• **Problem statement**
In the entries below, count every line with the string "TradingView". State the count and nothing else.

[Entries with figure data]

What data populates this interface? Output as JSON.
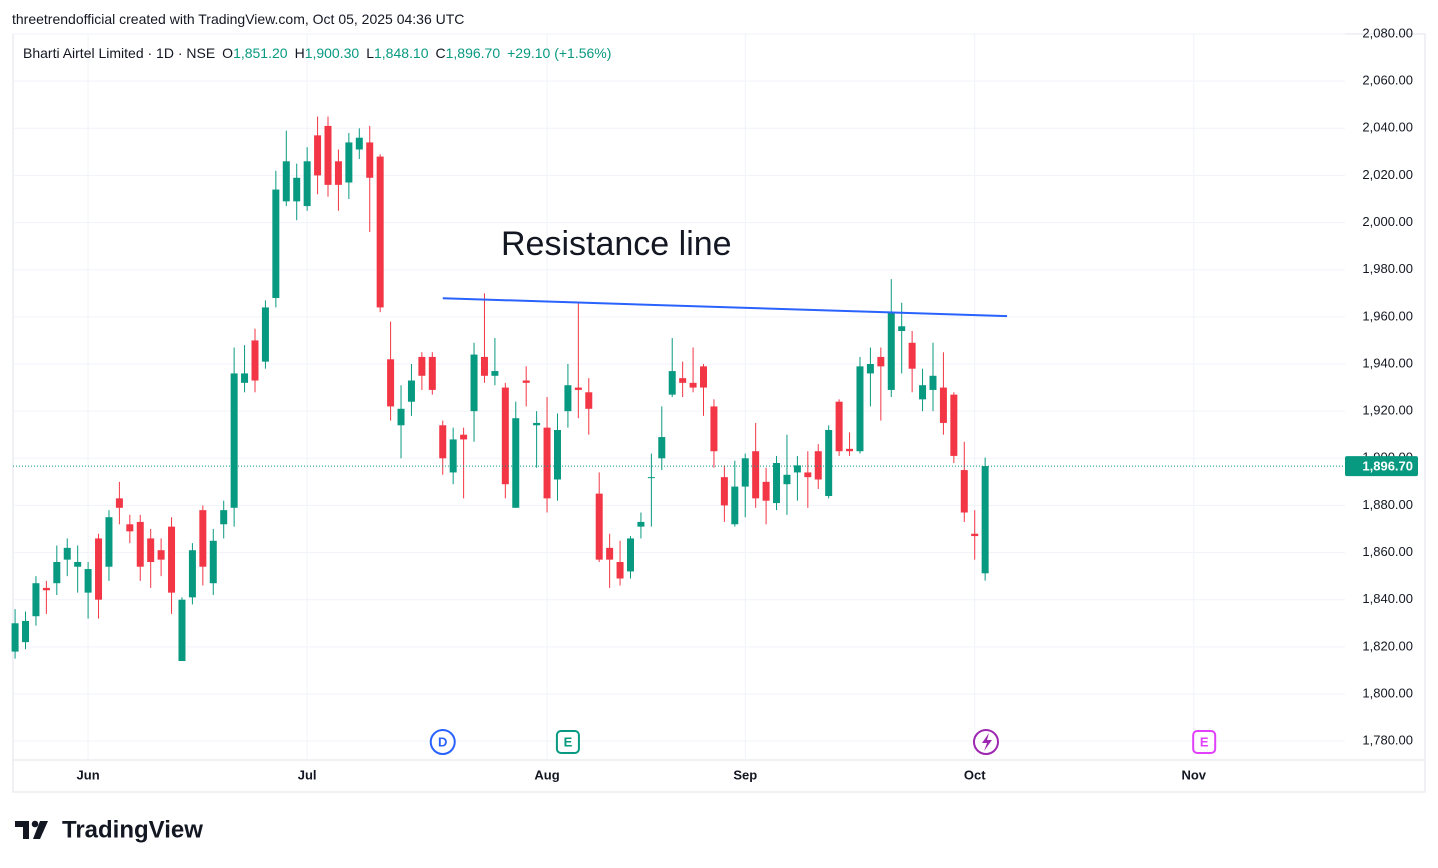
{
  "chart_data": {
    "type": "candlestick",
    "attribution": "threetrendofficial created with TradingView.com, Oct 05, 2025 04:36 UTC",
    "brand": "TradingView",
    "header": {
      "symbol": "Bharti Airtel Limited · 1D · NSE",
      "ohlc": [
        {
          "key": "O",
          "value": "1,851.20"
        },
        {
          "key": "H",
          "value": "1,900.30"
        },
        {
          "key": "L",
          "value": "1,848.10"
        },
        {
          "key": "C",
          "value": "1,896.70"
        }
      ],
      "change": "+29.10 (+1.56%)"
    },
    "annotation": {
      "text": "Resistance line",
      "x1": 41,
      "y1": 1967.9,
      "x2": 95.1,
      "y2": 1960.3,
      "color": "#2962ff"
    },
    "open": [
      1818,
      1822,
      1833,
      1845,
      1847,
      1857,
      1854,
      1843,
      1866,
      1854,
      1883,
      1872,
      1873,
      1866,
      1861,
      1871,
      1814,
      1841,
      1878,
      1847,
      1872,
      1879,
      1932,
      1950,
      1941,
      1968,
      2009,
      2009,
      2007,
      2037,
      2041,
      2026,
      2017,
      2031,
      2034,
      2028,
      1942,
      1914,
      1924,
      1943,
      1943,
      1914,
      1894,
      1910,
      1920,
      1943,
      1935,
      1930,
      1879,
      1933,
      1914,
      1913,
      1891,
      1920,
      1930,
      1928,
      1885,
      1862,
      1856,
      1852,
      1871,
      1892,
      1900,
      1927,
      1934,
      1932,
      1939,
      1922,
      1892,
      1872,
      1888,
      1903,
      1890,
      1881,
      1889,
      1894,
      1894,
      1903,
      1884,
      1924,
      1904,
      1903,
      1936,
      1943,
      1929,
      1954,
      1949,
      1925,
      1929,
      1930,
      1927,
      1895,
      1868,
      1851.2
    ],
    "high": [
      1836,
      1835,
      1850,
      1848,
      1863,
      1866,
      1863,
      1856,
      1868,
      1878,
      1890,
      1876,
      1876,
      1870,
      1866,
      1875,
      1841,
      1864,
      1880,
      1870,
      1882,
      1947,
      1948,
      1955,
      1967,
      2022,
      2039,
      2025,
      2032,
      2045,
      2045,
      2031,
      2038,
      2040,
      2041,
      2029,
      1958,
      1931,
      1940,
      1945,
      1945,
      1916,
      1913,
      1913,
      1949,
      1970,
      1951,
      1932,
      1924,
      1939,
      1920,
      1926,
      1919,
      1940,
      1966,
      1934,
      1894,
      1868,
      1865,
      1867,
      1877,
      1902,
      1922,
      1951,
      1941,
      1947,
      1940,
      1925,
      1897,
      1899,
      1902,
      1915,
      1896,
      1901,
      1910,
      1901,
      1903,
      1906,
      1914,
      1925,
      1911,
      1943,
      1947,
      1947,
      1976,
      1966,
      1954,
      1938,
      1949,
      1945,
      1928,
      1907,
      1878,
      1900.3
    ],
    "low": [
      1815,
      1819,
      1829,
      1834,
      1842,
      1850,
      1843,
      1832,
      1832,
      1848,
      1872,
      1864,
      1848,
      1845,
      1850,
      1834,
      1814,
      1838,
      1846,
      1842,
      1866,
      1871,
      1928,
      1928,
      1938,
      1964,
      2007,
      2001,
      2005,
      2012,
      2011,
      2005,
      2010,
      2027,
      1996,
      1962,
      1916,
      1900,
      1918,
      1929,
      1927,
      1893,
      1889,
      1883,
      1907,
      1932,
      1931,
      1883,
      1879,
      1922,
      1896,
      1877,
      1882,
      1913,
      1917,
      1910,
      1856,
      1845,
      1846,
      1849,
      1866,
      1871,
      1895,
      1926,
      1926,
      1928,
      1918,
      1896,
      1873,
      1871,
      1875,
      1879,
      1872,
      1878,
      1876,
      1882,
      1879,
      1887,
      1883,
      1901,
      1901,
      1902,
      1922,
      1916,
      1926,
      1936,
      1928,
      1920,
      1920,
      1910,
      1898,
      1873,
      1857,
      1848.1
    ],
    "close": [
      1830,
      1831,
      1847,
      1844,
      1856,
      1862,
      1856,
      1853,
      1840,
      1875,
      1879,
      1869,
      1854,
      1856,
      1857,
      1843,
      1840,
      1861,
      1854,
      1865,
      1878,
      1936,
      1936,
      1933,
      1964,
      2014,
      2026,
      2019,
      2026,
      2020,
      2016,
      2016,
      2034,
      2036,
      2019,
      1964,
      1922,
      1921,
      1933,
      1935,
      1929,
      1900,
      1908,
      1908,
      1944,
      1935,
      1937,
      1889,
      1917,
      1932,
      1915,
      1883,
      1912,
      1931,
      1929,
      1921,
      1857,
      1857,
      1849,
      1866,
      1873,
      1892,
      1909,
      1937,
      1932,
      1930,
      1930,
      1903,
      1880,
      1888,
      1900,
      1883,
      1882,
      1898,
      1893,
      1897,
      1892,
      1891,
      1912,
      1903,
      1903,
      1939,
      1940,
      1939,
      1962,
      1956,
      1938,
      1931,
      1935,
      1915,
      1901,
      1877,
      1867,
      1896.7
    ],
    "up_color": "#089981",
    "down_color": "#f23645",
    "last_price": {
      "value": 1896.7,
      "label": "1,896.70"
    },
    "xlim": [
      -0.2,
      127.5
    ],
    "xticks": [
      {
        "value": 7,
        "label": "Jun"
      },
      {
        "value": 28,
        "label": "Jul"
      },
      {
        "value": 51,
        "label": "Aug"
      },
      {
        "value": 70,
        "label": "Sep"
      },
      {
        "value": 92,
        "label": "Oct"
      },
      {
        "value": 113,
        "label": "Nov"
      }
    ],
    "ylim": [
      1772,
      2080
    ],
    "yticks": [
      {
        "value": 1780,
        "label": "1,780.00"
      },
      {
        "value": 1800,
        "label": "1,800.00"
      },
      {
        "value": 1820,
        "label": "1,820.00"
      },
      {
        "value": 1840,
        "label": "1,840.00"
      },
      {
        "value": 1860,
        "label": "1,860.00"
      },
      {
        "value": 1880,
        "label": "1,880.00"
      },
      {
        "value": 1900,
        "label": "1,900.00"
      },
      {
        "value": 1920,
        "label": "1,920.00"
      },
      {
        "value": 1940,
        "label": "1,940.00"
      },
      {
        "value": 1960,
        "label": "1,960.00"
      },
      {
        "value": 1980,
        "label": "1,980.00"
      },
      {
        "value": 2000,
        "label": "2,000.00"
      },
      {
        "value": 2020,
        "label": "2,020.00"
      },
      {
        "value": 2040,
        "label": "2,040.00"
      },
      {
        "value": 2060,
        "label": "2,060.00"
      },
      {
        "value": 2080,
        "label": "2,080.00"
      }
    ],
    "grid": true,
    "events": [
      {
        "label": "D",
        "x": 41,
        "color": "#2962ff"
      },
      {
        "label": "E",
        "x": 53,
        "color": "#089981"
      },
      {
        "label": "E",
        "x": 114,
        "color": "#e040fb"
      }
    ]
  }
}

• **Reply**
2